**TÂCHES À RÉALISER**
#1 Dans le texte consacré aux aventures de Georges Chave, relevez chacune des catégories de personnages qui composent la « faune sinistre » croisée par le héros.
#2 Prolongez le texte consacré aux aventures de Georges Chave en reprenant après sa dernière phrase.

**EXTRAIT DE TEXTE**
____________________

Ainsi débutent les aventures rocambolesques de Georges Chave. Contraint de sortir de sa léthargie, il entre au service d'une agence de détectives. C'est le début d'une série de poursuites : il doit pister une épouse volage, un perroquet rarissime et les héritiers d'une fortune ancienne. Mais le chasseur va progressivement devenir proie et s'enfermer dans un piège finement tissé. Il va cheminer dans la nébulosité des quartiers populaires de la banlieue parisienne et croiser toute une faune sinistre : affairistes sans scrupules, détectives minables, policiers incompétents, disciples d'une secte fantoche et autres Pieds nickelés.
Les décors grisâtres et les personnages louches s'emmêlent, le récit s'étoffe et étouffe un lecteur qui finit par se faire une raison : le roman noir n'est qu'un prétexte, une porte d'entrée dans un milieu interlope. Les filatures, les échanges de coups de poing ou de feu ne sont qu'un écran de fumée ; finalement, tout repose sur la virtuosité de l'écriture.

J'ai eu besoin de lire le roman une seconde fois pour pouvoir apprécier le style de l'auteur, une fois l'intrigue évacuée. Certains passages sont truculents. Voici la description de Crocognan, l'«homme grand, large, fort» présent dans l'incipit : « C'était un bar sombre et maigre, absolument désert, sans même un barman derrière le comptoir auquel, du haut d'un tabouret crevé, s'accoudait pesamment un seul consommateur : un être herculéen coiffé d'un chapeau mou qui ballotait sur son crâne comme un flan, avec un pull-over bleu roi et des socquettes vertes fluorescentes. » Si vous êtes calé en figures du style et si vous aimez herboriser les oxymores ou et autres paraboles, ce texte est fait pour vous. Un billet du blog « l'oreille tendue » de Benoît Melançon en relève quelques-unes. «La voyante posa sur lui un regard attendri, sur ses jambes un plaid » là, par exemple, il faut le savoir, c'est un zeugme ! (lecture du blog recommandée). Si ces figures de style peuvent échapper au lecteur « non expert », ce n'est pas le cas des traits d'humour qui jalonnent le récit. Et ça marche ! On ne peut s'empêcher de sourire à la lecture de ces piques.

____________________

**LIGNES DE DONNÉES**
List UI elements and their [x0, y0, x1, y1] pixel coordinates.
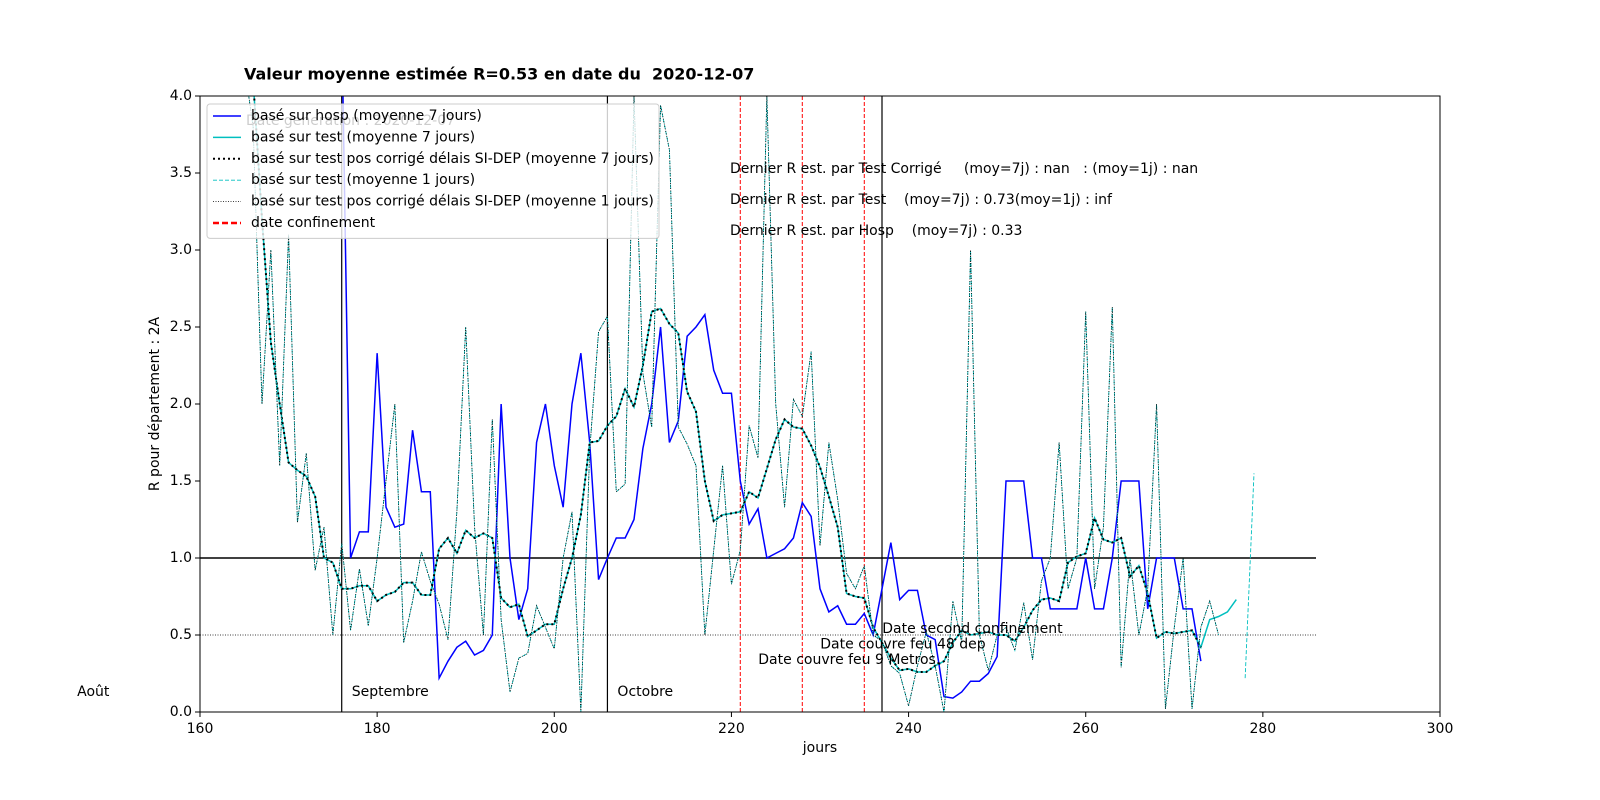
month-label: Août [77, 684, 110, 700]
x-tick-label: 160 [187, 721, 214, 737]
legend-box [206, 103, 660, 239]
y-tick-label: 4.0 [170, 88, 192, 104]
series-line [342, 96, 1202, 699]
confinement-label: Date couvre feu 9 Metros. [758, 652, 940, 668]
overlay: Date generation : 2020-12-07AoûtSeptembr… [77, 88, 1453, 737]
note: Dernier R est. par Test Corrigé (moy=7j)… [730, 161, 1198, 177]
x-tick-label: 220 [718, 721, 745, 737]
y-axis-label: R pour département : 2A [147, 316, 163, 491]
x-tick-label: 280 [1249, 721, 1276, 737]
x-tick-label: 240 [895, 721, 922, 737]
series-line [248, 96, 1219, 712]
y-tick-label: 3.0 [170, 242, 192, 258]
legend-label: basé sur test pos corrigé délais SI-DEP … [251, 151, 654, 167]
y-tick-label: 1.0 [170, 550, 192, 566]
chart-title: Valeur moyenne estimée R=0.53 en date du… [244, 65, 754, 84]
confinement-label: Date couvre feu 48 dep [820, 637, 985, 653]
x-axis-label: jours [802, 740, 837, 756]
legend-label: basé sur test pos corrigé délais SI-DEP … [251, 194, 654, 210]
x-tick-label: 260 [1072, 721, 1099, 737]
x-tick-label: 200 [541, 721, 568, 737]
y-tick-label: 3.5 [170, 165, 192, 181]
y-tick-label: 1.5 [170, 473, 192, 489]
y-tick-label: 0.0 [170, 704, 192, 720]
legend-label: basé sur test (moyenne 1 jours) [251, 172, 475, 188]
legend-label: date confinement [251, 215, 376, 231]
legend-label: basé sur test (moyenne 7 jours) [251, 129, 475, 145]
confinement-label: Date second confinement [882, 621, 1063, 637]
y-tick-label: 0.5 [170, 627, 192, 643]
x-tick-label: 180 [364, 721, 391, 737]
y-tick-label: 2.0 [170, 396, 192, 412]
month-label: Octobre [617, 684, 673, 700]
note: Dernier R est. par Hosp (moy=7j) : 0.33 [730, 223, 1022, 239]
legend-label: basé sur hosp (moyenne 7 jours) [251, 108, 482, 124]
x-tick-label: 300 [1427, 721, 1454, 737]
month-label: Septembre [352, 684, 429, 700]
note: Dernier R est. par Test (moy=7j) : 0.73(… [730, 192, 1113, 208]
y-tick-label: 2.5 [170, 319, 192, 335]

____________________

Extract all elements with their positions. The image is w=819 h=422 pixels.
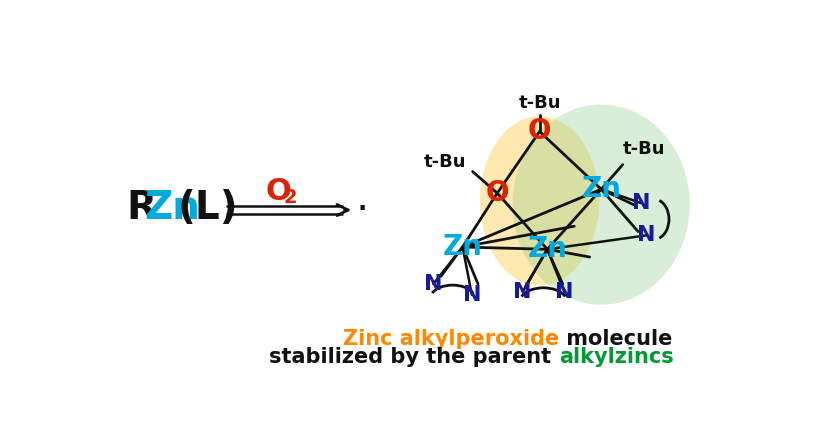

____________________

**RÉPONSES AUX TÂCHES**
#1
- affairistes sans scrupules
- détectives minables
- policiers incompétents
- disciples d'une secte fantoche
- autres Pieds nickelés

#2
Cherokee est aussi un roman sur Paris et sa proche banlieue. J'ai apprécié les descriptions du Cirque d'Hiver et des passages couverts de la capitale, riches de portes dérobées et de sorties secrètes. le lecteur suit les personnages dans leurs pérégrinations à pied, en métro, en voiture, dans la ville et hors la ville, une fois le périphérique franchi, ou après de longs trajets en autoroute, dans des automobiles en bout de course.

J'ai relu des passages de ce roman en mettant en fond musical diverses interprétations de 'Cherokee' pour tenter de m'imprégner du rythme de ce morceau de jazz et de l'associer à ma lecture.Sans succès. J'avais réalisé la même expérience avec le roman "White jazz" de James Ellroy qui par son rythme saccadé, son mouvement permanent s'y prêtait parfaitement.

Cherokee est mon premier roman d'Echenoz. le roman est remarquable mais je ne l'ai pas trouvé passionnant. Je vais tenter de lire d'autres romans, notamment «les grandes blondes », pour me faire une idée plus précise de son oeuvre.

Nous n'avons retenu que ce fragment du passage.